> _Instructions to follow_
Set down the records once more, please, exactly and with the pictures left out.

══ Records provided ══

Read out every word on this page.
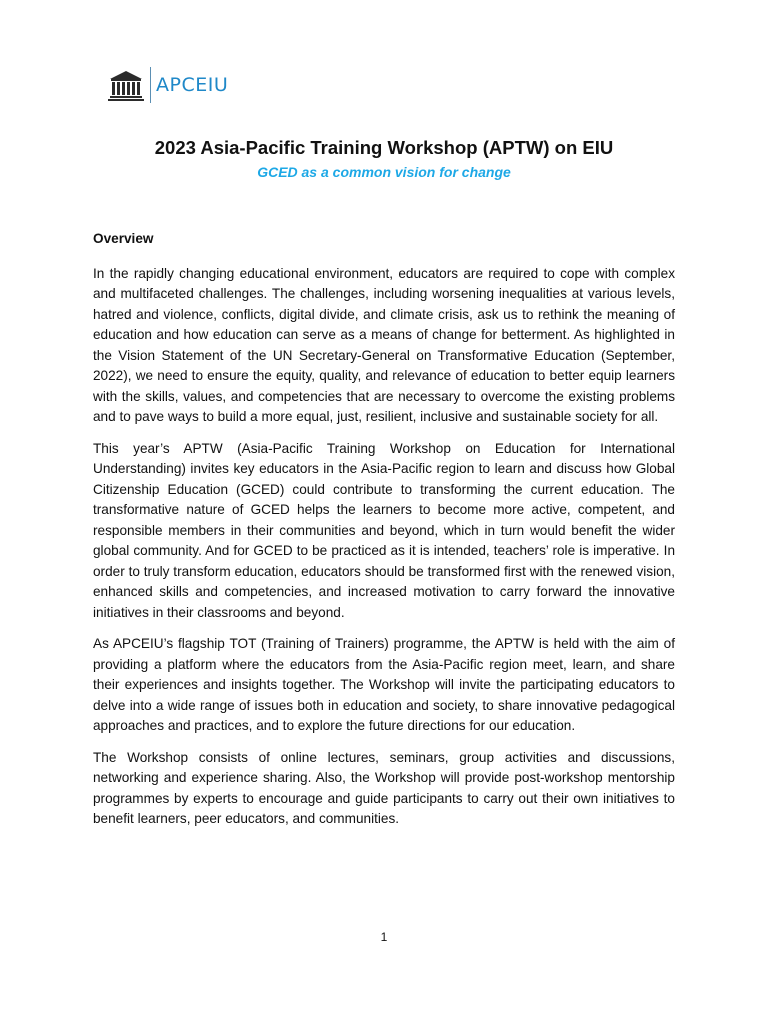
APCEIU
2023 Asia-Pacific Training Workshop (APTW) on EIU
GCED as a common vision for change
Overview

In the rapidly changing educational environment, educators are required to cope with complex and multifaceted challenges. The challenges, including worsening inequalities at various levels, hatred and violence, conflicts, digital divide, and climate crisis, ask us to rethink the meaning of education and how education can serve as a means of change for betterment. As highlighted in the Vision Statement of the UN Secretary-General on Transformative Education (September, 2022), we need to ensure the equity, quality, and relevance of education to better equip learners with the skills, values, and competencies that are necessary to overcome the existing problems and to pave ways to build a more equal, just, resilient, inclusive and sustainable society for all.

This year’s APTW (Asia-Pacific Training Workshop on Education for International Understanding) invites key educators in the Asia-Pacific region to learn and discuss how Global Citizenship Education (GCED) could contribute to transforming the current education. The transformative nature of GCED helps the learners to become more active, competent, and responsible members in their communities and beyond, which in turn would benefit the wider global community. And for GCED to be practiced as it is intended, teachers’ role is imperative. In order to truly transform education, educators should be transformed first with the renewed vision, enhanced skills and competencies, and increased motivation to carry forward the innovative initiatives in their classrooms and beyond.

As APCEIU’s flagship TOT (Training of Trainers) programme, the APTW is held with the aim of providing a platform where the educators from the Asia-Pacific region meet, learn, and share their experiences and insights together. The Workshop will invite the participating educators to delve into a wide range of issues both in education and society, to share innovative pedagogical approaches and practices, and to explore the future directions for our education.

The Workshop consists of online lectures, seminars, group activities and discussions, networking and experience sharing. Also, the Workshop will provide post-workshop mentorship programmes by experts to encourage and guide participants to carry out their own initiatives to benefit learners, peer educators, and communities.

1
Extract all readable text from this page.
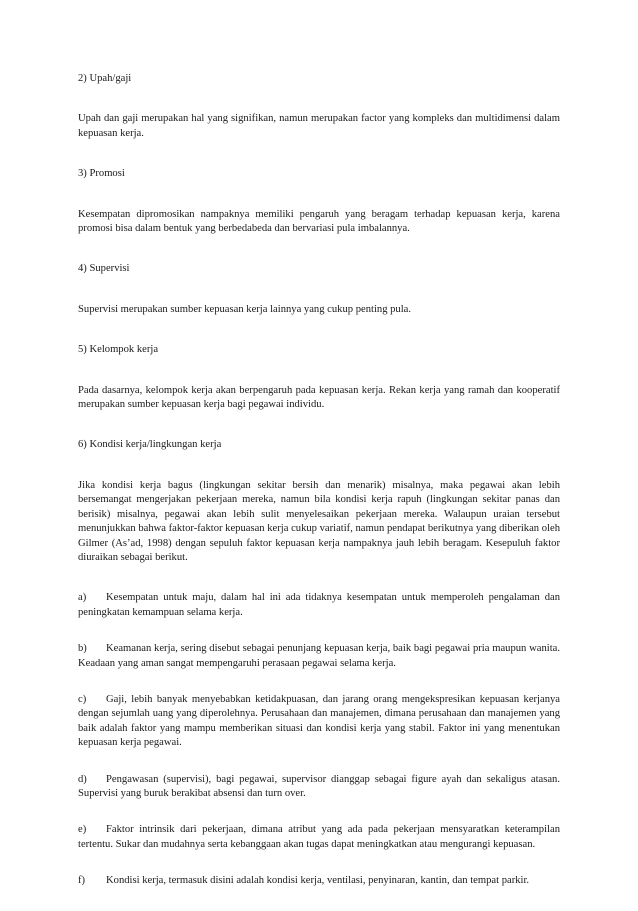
2) Upah/gaji
Upah dan gaji merupakan hal yang signifikan, namun merupakan factor yang kompleks dan multidimensi dalam kepuasan kerja.
3) Promosi
Kesempatan dipromosikan nampaknya memiliki pengaruh yang beragam terhadap kepuasan kerja, karena promosi bisa dalam bentuk yang berbedabeda dan bervariasi pula imbalannya.
4) Supervisi
Supervisi merupakan sumber kepuasan kerja lainnya yang cukup penting pula.
5) Kelompok kerja
Pada dasarnya, kelompok kerja akan berpengaruh pada kepuasan kerja. Rekan kerja yang ramah dan kooperatif merupakan sumber kepuasan kerja bagi pegawai individu.
6) Kondisi kerja/lingkungan kerja
Jika kondisi kerja bagus (lingkungan sekitar bersih dan menarik) misalnya, maka pegawai akan lebih bersemangat mengerjakan pekerjaan mereka, namun bila kondisi kerja rapuh (lingkungan sekitar panas dan berisik) misalnya, pegawai akan lebih sulit menyelesaikan pekerjaan mereka. Walaupun uraian tersebut menunjukkan bahwa faktor-faktor kepuasan kerja cukup variatif, namun pendapat berikutnya yang diberikan oleh Gilmer (As’ad, 1998) dengan sepuluh faktor kepuasan kerja nampaknya jauh lebih beragam. Kesepuluh faktor diuraikan sebagai berikut.
a) Kesempatan untuk maju, dalam hal ini ada tidaknya kesempatan untuk memperoleh pengalaman dan peningkatan kemampuan selama kerja.
b) Keamanan kerja, sering disebut sebagai penunjang kepuasan kerja, baik bagi pegawai pria maupun wanita. Keadaan yang aman sangat mempengaruhi perasaan pegawai selama kerja.
c) Gaji, lebih banyak menyebabkan ketidakpuasan, dan jarang orang mengekspresikan kepuasan kerjanya dengan sejumlah uang yang diperolehnya. Perusahaan dan manajemen, dimana perusahaan dan manajemen yang baik adalah faktor yang mampu memberikan situasi dan kondisi kerja yang stabil. Faktor ini yang menentukan kepuasan kerja pegawai.
d) Pengawasan (supervisi), bagi pegawai, supervisor dianggap sebagai figure ayah dan sekaligus atasan. Supervisi yang buruk berakibat absensi dan turn over.
e) Faktor intrinsik dari pekerjaan, dimana atribut yang ada pada pekerjaan mensyaratkan keterampilan tertentu. Sukar dan mudahnya serta kebanggaan akan tugas dapat meningkatkan atau mengurangi kepuasan.
f) Kondisi kerja, termasuk disini adalah kondisi kerja, ventilasi, penyinaran, kantin, dan tempat parkir.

═══

> _Task output_
Read out every word on this page.
APCEIU
2023 Asia-Pacific Training Workshop (APTW) on EIU
GCED as a common vision for change
Overview

In the rapidly changing educational environment, educators are required to cope with complex and multifaceted challenges. The challenges, including worsening inequalities at various levels, hatred and violence, conflicts, digital divide, and climate crisis, ask us to rethink the meaning of education and how education can serve as a means of change for betterment. As highlighted in the Vision Statement of the UN Secretary-General on Transformative Education (September, 2022), we need to ensure the equity, quality, and relevance of education to better equip learners with the skills, values, and competencies that are necessary to overcome the existing problems and to pave ways to build a more equal, just, resilient, inclusive and sustainable society for all.

This year’s APTW (Asia-Pacific Training Workshop on Education for International Understanding) invites key educators in the Asia-Pacific region to learn and discuss how Global Citizenship Education (GCED) could contribute to transforming the current education. The transformative nature of GCED helps the learners to become more active, competent, and responsible members in their communities and beyond, which in turn would benefit the wider global community. And for GCED to be practiced as it is intended, teachers’ role is imperative. In order to truly transform education, educators should be transformed first with the renewed vision, enhanced skills and competencies, and increased motivation to carry forward the innovative initiatives in their classrooms and beyond.

As APCEIU’s flagship TOT (Training of Trainers) programme, the APTW is held with the aim of providing a platform where the educators from the Asia-Pacific region meet, learn, and share their experiences and insights together. The Workshop will invite the participating educators to delve into a wide range of issues both in education and society, to share innovative pedagogical approaches and practices, and to explore the future directions for our education.

The Workshop consists of online lectures, seminars, group activities and discussions, networking and experience sharing. Also, the Workshop will provide post-workshop mentorship programmes by experts to encourage and guide participants to carry out their own initiatives to benefit learners, peer educators, and communities.

1
Extract all readable text from this page.
2) Upah/gaji
Upah dan gaji merupakan hal yang signifikan, namun merupakan factor yang kompleks dan multidimensi dalam kepuasan kerja.
3) Promosi
Kesempatan dipromosikan nampaknya memiliki pengaruh yang beragam terhadap kepuasan kerja, karena promosi bisa dalam bentuk yang berbedabeda dan bervariasi pula imbalannya.
4) Supervisi
Supervisi merupakan sumber kepuasan kerja lainnya yang cukup penting pula.
5) Kelompok kerja
Pada dasarnya, kelompok kerja akan berpengaruh pada kepuasan kerja. Rekan kerja yang ramah dan kooperatif merupakan sumber kepuasan kerja bagi pegawai individu.
6) Kondisi kerja/lingkungan kerja
Jika kondisi kerja bagus (lingkungan sekitar bersih dan menarik) misalnya, maka pegawai akan lebih bersemangat mengerjakan pekerjaan mereka, namun bila kondisi kerja rapuh (lingkungan sekitar panas dan berisik) misalnya, pegawai akan lebih sulit menyelesaikan pekerjaan mereka. Walaupun uraian tersebut menunjukkan bahwa faktor-faktor kepuasan kerja cukup variatif, namun pendapat berikutnya yang diberikan oleh Gilmer (As’ad, 1998) dengan sepuluh faktor kepuasan kerja nampaknya jauh lebih beragam. Kesepuluh faktor diuraikan sebagai berikut.
a) Kesempatan untuk maju, dalam hal ini ada tidaknya kesempatan untuk memperoleh pengalaman dan peningkatan kemampuan selama kerja.
b) Keamanan kerja, sering disebut sebagai penunjang kepuasan kerja, baik bagi pegawai pria maupun wanita. Keadaan yang aman sangat mempengaruhi perasaan pegawai selama kerja.
c) Gaji, lebih banyak menyebabkan ketidakpuasan, dan jarang orang mengekspresikan kepuasan kerjanya dengan sejumlah uang yang diperolehnya. Perusahaan dan manajemen, dimana perusahaan dan manajemen yang baik adalah faktor yang mampu memberikan situasi dan kondisi kerja yang stabil. Faktor ini yang menentukan kepuasan kerja pegawai.
d) Pengawasan (supervisi), bagi pegawai, supervisor dianggap sebagai figure ayah dan sekaligus atasan. Supervisi yang buruk berakibat absensi dan turn over.
e) Faktor intrinsik dari pekerjaan, dimana atribut yang ada pada pekerjaan mensyaratkan keterampilan tertentu. Sukar dan mudahnya serta kebanggaan akan tugas dapat meningkatkan atau mengurangi kepuasan.
f) Kondisi kerja, termasuk disini adalah kondisi kerja, ventilasi, penyinaran, kantin, dan tempat parkir.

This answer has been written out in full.